_Goal of the exercise:_ Write out the complete material exactly as it stands.

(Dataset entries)
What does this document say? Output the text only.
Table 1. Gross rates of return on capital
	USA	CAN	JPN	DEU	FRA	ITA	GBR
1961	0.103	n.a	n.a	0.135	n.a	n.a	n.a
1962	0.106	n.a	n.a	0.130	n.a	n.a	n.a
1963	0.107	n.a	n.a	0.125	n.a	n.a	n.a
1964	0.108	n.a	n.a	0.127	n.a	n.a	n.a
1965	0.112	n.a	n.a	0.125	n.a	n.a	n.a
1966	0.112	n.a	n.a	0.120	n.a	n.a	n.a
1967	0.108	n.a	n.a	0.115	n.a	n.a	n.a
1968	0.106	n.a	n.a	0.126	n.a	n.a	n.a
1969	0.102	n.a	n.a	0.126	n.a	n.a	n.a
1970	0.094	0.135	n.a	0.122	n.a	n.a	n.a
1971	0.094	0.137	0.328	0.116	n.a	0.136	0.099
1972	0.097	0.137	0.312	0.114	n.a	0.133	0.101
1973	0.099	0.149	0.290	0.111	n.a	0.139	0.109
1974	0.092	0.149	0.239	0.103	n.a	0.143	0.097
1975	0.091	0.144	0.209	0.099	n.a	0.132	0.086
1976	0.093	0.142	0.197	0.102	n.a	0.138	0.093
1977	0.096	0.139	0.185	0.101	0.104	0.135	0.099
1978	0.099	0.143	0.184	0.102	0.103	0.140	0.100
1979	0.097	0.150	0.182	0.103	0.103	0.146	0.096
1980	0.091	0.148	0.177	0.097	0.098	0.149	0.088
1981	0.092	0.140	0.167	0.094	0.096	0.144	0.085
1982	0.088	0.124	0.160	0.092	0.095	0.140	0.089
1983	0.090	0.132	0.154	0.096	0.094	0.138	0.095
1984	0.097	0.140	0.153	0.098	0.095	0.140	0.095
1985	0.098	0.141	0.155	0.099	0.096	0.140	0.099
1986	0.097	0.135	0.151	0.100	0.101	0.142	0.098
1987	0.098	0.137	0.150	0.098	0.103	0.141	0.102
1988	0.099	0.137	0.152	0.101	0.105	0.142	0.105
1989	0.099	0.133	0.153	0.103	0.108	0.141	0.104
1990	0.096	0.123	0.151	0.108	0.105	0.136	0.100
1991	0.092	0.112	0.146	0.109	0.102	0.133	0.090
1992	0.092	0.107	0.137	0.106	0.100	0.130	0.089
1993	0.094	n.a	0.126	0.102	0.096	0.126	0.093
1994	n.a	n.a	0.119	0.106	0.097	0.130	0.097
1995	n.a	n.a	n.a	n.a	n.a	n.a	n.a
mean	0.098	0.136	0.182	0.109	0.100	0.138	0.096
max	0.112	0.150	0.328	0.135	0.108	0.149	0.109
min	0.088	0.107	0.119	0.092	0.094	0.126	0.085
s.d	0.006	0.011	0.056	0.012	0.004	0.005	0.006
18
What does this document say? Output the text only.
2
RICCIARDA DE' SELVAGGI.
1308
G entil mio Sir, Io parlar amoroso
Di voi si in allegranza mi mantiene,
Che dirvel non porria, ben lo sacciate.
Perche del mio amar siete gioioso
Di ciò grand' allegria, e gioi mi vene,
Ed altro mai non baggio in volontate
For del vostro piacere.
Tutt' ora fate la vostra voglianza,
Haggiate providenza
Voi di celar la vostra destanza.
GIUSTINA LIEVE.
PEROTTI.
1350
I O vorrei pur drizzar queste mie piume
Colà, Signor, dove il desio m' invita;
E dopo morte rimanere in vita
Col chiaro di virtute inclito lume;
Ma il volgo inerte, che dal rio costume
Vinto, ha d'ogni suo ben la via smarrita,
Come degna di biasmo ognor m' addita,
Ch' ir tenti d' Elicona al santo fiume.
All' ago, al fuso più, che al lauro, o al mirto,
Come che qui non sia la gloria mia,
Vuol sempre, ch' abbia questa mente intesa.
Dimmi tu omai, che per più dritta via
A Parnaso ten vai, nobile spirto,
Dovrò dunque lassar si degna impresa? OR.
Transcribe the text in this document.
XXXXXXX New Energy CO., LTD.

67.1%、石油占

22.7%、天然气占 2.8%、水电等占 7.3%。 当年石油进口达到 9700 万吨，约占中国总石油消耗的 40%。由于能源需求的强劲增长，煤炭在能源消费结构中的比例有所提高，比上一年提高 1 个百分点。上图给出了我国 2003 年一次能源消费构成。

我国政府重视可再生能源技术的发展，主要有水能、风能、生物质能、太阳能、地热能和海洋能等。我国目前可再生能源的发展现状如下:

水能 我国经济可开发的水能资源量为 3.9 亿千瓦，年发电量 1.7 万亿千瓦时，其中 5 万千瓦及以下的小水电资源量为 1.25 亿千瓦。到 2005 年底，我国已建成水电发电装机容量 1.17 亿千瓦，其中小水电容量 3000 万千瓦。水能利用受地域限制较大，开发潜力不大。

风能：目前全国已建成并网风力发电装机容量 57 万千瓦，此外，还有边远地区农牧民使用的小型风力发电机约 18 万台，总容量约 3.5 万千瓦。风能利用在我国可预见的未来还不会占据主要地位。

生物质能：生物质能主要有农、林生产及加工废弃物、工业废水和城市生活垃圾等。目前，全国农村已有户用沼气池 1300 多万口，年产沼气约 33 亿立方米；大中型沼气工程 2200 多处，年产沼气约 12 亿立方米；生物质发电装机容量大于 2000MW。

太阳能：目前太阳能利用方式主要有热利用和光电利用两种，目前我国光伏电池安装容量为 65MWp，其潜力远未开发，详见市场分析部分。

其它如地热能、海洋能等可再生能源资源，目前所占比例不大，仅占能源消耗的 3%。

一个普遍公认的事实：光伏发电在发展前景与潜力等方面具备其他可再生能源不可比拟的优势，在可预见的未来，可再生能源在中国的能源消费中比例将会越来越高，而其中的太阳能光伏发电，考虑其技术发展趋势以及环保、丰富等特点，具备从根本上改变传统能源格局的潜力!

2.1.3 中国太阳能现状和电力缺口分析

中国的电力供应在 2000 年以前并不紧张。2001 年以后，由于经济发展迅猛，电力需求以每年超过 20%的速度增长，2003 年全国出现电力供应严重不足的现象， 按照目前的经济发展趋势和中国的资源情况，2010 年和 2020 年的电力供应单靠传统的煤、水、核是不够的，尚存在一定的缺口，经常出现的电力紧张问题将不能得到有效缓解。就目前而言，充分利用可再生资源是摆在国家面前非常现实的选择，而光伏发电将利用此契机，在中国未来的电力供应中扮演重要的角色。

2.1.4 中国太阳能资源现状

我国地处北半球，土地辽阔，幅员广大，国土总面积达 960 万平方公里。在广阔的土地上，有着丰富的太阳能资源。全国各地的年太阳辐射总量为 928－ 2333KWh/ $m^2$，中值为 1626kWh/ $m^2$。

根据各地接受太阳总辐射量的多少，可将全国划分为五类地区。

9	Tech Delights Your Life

_Full answer:_
What does this document say? Output the text only.
Table 1. Gross rates of return on capital
	USA	CAN	JPN	DEU	FRA	ITA	GBR
1961	0.103	n.a	n.a	0.135	n.a	n.a	n.a
1962	0.106	n.a	n.a	0.130	n.a	n.a	n.a
1963	0.107	n.a	n.a	0.125	n.a	n.a	n.a
1964	0.108	n.a	n.a	0.127	n.a	n.a	n.a
1965	0.112	n.a	n.a	0.125	n.a	n.a	n.a
1966	0.112	n.a	n.a	0.120	n.a	n.a	n.a
1967	0.108	n.a	n.a	0.115	n.a	n.a	n.a
1968	0.106	n.a	n.a	0.126	n.a	n.a	n.a
1969	0.102	n.a	n.a	0.126	n.a	n.a	n.a
1970	0.094	0.135	n.a	0.122	n.a	n.a	n.a
1971	0.094	0.137	0.328	0.116	n.a	0.136	0.099
1972	0.097	0.137	0.312	0.114	n.a	0.133	0.101
1973	0.099	0.149	0.290	0.111	n.a	0.139	0.109
1974	0.092	0.149	0.239	0.103	n.a	0.143	0.097
1975	0.091	0.144	0.209	0.099	n.a	0.132	0.086
1976	0.093	0.142	0.197	0.102	n.a	0.138	0.093
1977	0.096	0.139	0.185	0.101	0.104	0.135	0.099
1978	0.099	0.143	0.184	0.102	0.103	0.140	0.100
1979	0.097	0.150	0.182	0.103	0.103	0.146	0.096
1980	0.091	0.148	0.177	0.097	0.098	0.149	0.088
1981	0.092	0.140	0.167	0.094	0.096	0.144	0.085
1982	0.088	0.124	0.160	0.092	0.095	0.140	0.089
1983	0.090	0.132	0.154	0.096	0.094	0.138	0.095
1984	0.097	0.140	0.153	0.098	0.095	0.140	0.095
1985	0.098	0.141	0.155	0.099	0.096	0.140	0.099
1986	0.097	0.135	0.151	0.100	0.101	0.142	0.098
1987	0.098	0.137	0.150	0.098	0.103	0.141	0.102
1988	0.099	0.137	0.152	0.101	0.105	0.142	0.105
1989	0.099	0.133	0.153	0.103	0.108	0.141	0.104
1990	0.096	0.123	0.151	0.108	0.105	0.136	0.100
1991	0.092	0.112	0.146	0.109	0.102	0.133	0.090
1992	0.092	0.107	0.137	0.106	0.100	0.130	0.089
1993	0.094	n.a	0.126	0.102	0.096	0.126	0.093
1994	n.a	n.a	0.119	0.106	0.097	0.130	0.097
1995	n.a	n.a	n.a	n.a	n.a	n.a	n.a
mean	0.098	0.136	0.182	0.109	0.100	0.138	0.096
max	0.112	0.150	0.328	0.135	0.108	0.149	0.109
min	0.088	0.107	0.119	0.092	0.094	0.126	0.085
s.d	0.006	0.011	0.056	0.012	0.004	0.005	0.006
18
What does this document say? Output the text only.
2
RICCIARDA DE' SELVAGGI.
1308
G entil mio Sir, Io parlar amoroso
Di voi si in allegranza mi mantiene,
Che dirvel non porria, ben lo sacciate.
Perche del mio amar siete gioioso
Di ciò grand' allegria, e gioi mi vene,
Ed altro mai non baggio in volontate
For del vostro piacere.
Tutt' ora fate la vostra voglianza,
Haggiate providenza
Voi di celar la vostra destanza.
GIUSTINA LIEVE.
PEROTTI.
1350
I O vorrei pur drizzar queste mie piume
Colà, Signor, dove il desio m' invita;
E dopo morte rimanere in vita
Col chiaro di virtute inclito lume;
Ma il volgo inerte, che dal rio costume
Vinto, ha d'ogni suo ben la via smarrita,
Come degna di biasmo ognor m' addita,
Ch' ir tenti d' Elicona al santo fiume.
All' ago, al fuso più, che al lauro, o al mirto,
Come che qui non sia la gloria mia,
Vuol sempre, ch' abbia questa mente intesa.
Dimmi tu omai, che per più dritta via
A Parnaso ten vai, nobile spirto,
Dovrò dunque lassar si degna impresa? OR.
Transcribe the text in this document.
XXXXXXX New Energy CO., LTD.

67.1%、石油占

22.7%、天然气占 2.8%、水电等占 7.3%。 当年石油进口达到 9700 万吨，约占中国总石油消耗的 40%。由于能源需求的强劲增长，煤炭在能源消费结构中的比例有所提高，比上一年提高 1 个百分点。上图给出了我国 2003 年一次能源消费构成。

我国政府重视可再生能源技术的发展，主要有水能、风能、生物质能、太阳能、地热能和海洋能等。我国目前可再生能源的发展现状如下:

水能 我国经济可开发的水能资源量为 3.9 亿千瓦，年发电量 1.7 万亿千瓦时，其中 5 万千瓦及以下的小水电资源量为 1.25 亿千瓦。到 2005 年底，我国已建成水电发电装机容量 1.17 亿千瓦，其中小水电容量 3000 万千瓦。水能利用受地域限制较大，开发潜力不大。

风能：目前全国已建成并网风力发电装机容量 57 万千瓦，此外，还有边远地区农牧民使用的小型风力发电机约 18 万台，总容量约 3.5 万千瓦。风能利用在我国可预见的未来还不会占据主要地位。

生物质能：生物质能主要有农、林生产及加工废弃物、工业废水和城市生活垃圾等。目前，全国农村已有户用沼气池 1300 多万口，年产沼气约 33 亿立方米；大中型沼气工程 2200 多处，年产沼气约 12 亿立方米；生物质发电装机容量大于 2000MW。

太阳能：目前太阳能利用方式主要有热利用和光电利用两种，目前我国光伏电池安装容量为 65MWp，其潜力远未开发，详见市场分析部分。

其它如地热能、海洋能等可再生能源资源，目前所占比例不大，仅占能源消耗的 3%。

一个普遍公认的事实：光伏发电在发展前景与潜力等方面具备其他可再生能源不可比拟的优势，在可预见的未来，可再生能源在中国的能源消费中比例将会越来越高，而其中的太阳能光伏发电，考虑其技术发展趋势以及环保、丰富等特点，具备从根本上改变传统能源格局的潜力!

2.1.3 中国太阳能现状和电力缺口分析

中国的电力供应在 2000 年以前并不紧张。2001 年以后，由于经济发展迅猛，电力需求以每年超过 20%的速度增长，2003 年全国出现电力供应严重不足的现象， 按照目前的经济发展趋势和中国的资源情况，2010 年和 2020 年的电力供应单靠传统的煤、水、核是不够的，尚存在一定的缺口，经常出现的电力紧张问题将不能得到有效缓解。就目前而言，充分利用可再生资源是摆在国家面前非常现实的选择，而光伏发电将利用此契机，在中国未来的电力供应中扮演重要的角色。

2.1.4 中国太阳能资源现状

我国地处北半球，土地辽阔，幅员广大，国土总面积达 960 万平方公里。在广阔的土地上，有着丰富的太阳能资源。全国各地的年太阳辐射总量为 928－ 2333KWh/ $m^2$，中值为 1626kWh/ $m^2$。

根据各地接受太阳总辐射量的多少，可将全国划分为五类地区。

9	Tech Delights Your Life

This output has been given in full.